《写真漢詩》京都吟行シリーズ(12)上七軒と「野風」
京都上七軒の懐石料理の店「野風」である。京町家を改装した店内は風情があり、板さんの腕も格別でお勧めだ。それにしても「野風」、良い響きである。飲食店の店の名は重要だ。現に東京在住の私が、上七軒の店など知る由もないが、「野風」の名前に釣られて予約した。
「野風」と言えば、有名なのは名笛の名前「乃可勢(野風)」である。織田信長、豊臣秀吉、徳川家康の三英傑が蔵した「一節切」。最後は徳川家康が死期に際して、自らの六男・松平忠輝に形見として託したと言われている。その数奇な来歴からか、古今、その笛に纏わる様々な物語が語り継がれている。

• 提示情報:
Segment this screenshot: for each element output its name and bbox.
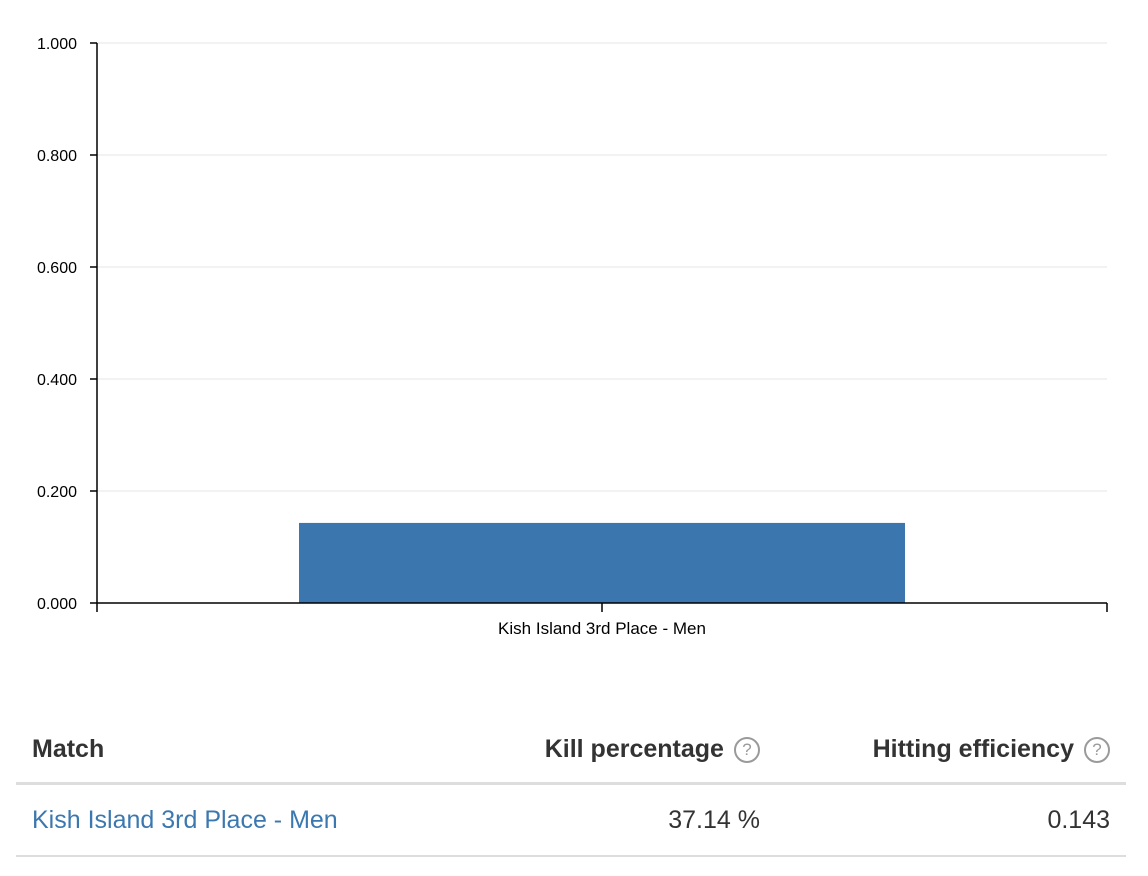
==
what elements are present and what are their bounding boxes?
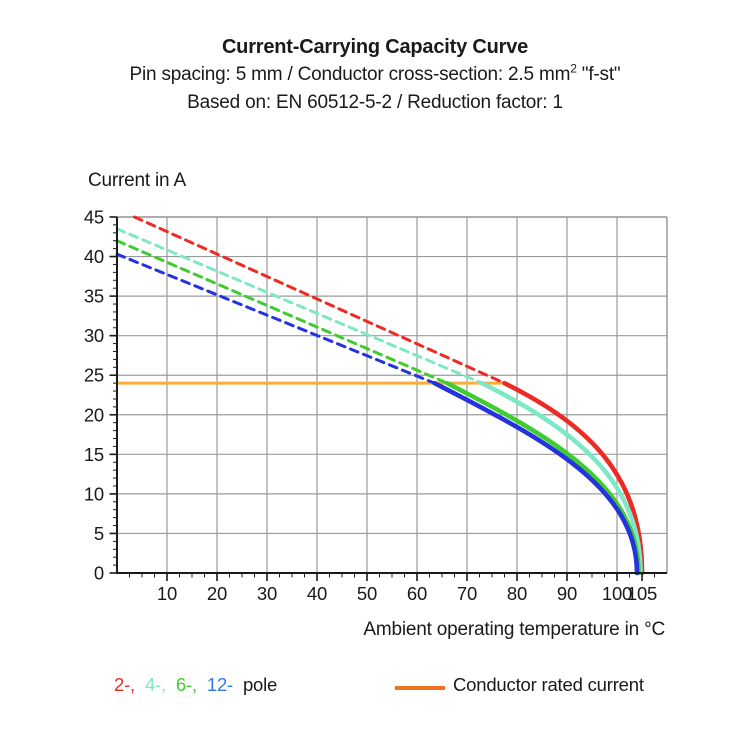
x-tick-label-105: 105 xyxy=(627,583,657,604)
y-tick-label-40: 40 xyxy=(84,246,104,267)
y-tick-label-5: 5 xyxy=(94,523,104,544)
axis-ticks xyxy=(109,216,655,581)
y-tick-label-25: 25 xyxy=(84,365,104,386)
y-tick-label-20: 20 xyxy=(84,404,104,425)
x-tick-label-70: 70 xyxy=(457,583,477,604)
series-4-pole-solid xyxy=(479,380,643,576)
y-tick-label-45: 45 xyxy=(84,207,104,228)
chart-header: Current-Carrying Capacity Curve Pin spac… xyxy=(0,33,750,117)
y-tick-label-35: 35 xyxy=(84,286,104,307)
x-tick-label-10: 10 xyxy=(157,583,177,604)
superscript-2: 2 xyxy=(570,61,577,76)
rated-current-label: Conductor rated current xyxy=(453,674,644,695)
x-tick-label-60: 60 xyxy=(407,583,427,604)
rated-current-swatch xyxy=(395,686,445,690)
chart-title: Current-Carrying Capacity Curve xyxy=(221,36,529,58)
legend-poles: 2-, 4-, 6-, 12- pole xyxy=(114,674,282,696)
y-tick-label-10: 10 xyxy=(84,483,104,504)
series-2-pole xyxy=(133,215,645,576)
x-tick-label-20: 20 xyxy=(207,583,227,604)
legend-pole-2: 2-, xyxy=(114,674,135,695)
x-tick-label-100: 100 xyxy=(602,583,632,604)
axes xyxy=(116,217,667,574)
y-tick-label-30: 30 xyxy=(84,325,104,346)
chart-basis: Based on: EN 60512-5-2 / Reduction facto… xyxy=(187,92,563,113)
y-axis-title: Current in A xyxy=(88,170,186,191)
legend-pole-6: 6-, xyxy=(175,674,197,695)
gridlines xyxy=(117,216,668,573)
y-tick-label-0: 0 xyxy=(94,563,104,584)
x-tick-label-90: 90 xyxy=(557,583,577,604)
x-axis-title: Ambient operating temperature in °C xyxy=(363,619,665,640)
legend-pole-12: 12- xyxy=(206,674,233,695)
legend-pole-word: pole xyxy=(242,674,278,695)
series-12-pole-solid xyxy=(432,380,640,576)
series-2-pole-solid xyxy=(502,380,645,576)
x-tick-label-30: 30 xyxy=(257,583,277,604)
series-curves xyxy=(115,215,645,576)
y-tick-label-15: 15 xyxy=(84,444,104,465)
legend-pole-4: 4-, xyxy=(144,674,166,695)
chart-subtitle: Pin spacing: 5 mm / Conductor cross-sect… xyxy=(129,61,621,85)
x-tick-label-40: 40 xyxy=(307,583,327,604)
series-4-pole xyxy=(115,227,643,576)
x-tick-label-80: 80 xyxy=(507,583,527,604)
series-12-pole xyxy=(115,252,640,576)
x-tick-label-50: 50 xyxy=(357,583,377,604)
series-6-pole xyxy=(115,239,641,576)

• 出題: 抜粋文のうち、「京都上七軒の懐石料理の店「野」で始まり「々な物語が語り継がれている。」で終わる部分を、一字も変えずに抜き出せ。 記録はここでは使わない。

• 解答:
京都上七軒の懐石料理の店「野風」である。京町家を改装した店内は風情があり、板さんの腕も格別でお勧めだ。それにしても「野風」、良い響きである。飲食店の店の名は重要だ。現に東京在住の私が、上七軒の店など知る由もないが、「野風」の名前に釣られて予約した。
「野風」と言えば、有名なのは名笛の名前「乃可勢(野風)」である。織田信長、豊臣秀吉、徳川家康の三英傑が蔵した「一節切」。最後は徳川家康が死期に際して、自らの六男・松平忠輝に形見として託したと言われている。その数奇な来歴からか、古今、その笛に纏わる様々な物語が語り継がれている。